Steve Hirsch helps clients reframe and develop their cases for success in the federal and state appellate courts. That process can begin long before any appeal is filed, with dispositive trial-court motions and significant motions in limine, or during the post-trial motion phase, when issues are being teed up for appeal.
Mr. Hirsch’s core practice beliefs are that writing matters, that briefs should tell a compelling story, and that framing the issue is critical to success on appeal. He has been recognized by legal-writing expert Bryan Garner as one of the best brief writers in the United States, and has been chosen by the U.S. Court of Appeals for the Ninth Circuit to teach appellate brief-writing and oral argument.
Clients represented by Mr. Hirsch have included American Honda, AT&T Wireless Services, Electronic Arts, Genentech, Google, Hummer Winblad, Intel, Qwest, and many prominent law firms and individuals in civil and criminal cases, as well as smaller businesses, governmental entities, crime victims, immigrants, public-interest organizations seeking amicus assistance, and labor unions.

■ **Data lines**:
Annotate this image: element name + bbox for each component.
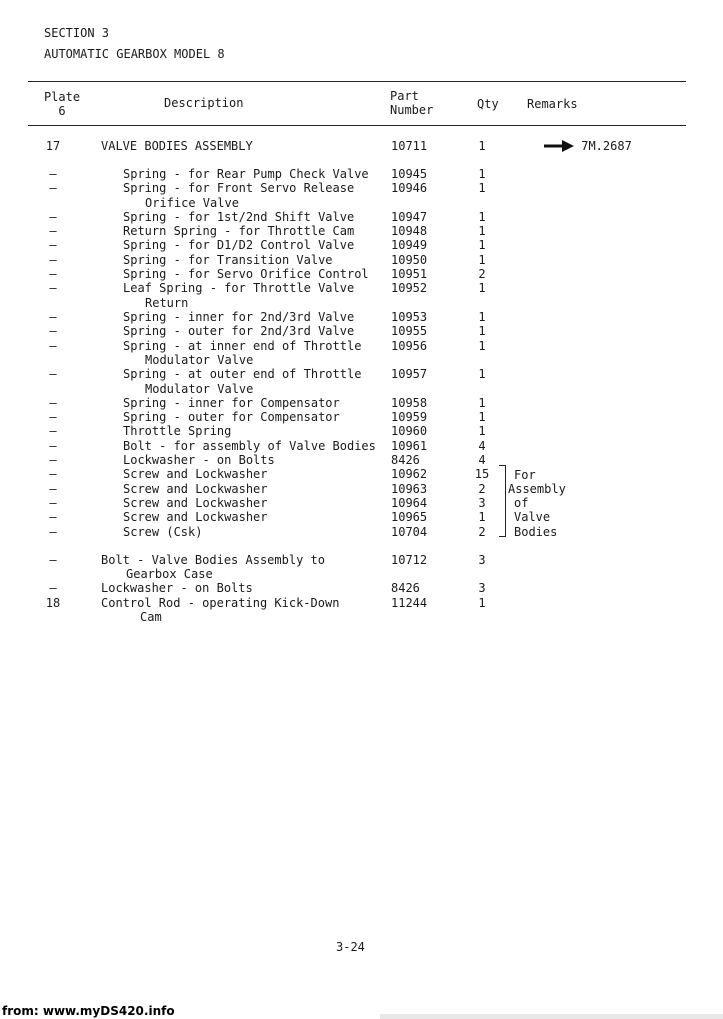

■ **Exercise aim**:
Continue the attorney profile of Steve Hirsch from where it stops, writing what comes next after its list of clients.

■ **Result of this task**:
Cases of Note
Robin Antonick v. Electronic Arts Inc.: Robin Antonick, programmer of the John Madden Football video game for the Apple II that was released in 1988, alleged that EA owed him royalties on sales of all Madden Football video games over the last twenty-two years. Antonick claimed that all Madden games since 1990 are derivative works of the game he programmed, and he was therefore owed royalties under a 1986 contract with EA. On behalf of EA, we contended that none of Antonick’s source code, which was written for a more primitive platform and was outdated by the time it was released, was ever used in any subsequent Madden game. Although the jury found in favor of Antonik, U.S. District Judge Charles Breyer later entered judgment for EA, reversing the award and strongly discouraging similar suits based on additional versions of the game. Judge Breyer's ruling was affirmed on appeal.
Ziptronix v. Taiwan Semiconductor Manufacturing Company: We won summary judgment of non-infringement for Taiwan Semiconductor Manufacturing Company, Ltd. and its subsidiary TSMC, North America in a long-running patent lawsuit brought by North Carolina semiconductor company, Ziptronix, Inc. Ziptronix had asserted nine patents and more than 500 patent claims directed to TSMC’s manufacturing of semiconductors for use in backside-illumination image sensors used predominantly in smartphone cameras. On behalf of TSMC, we defeated Ziptronix’s claims by arguing that the territorial limits of U.S. patent law prohibited reaching TSMC’s business transactions and manufacturing operations in Taiwan.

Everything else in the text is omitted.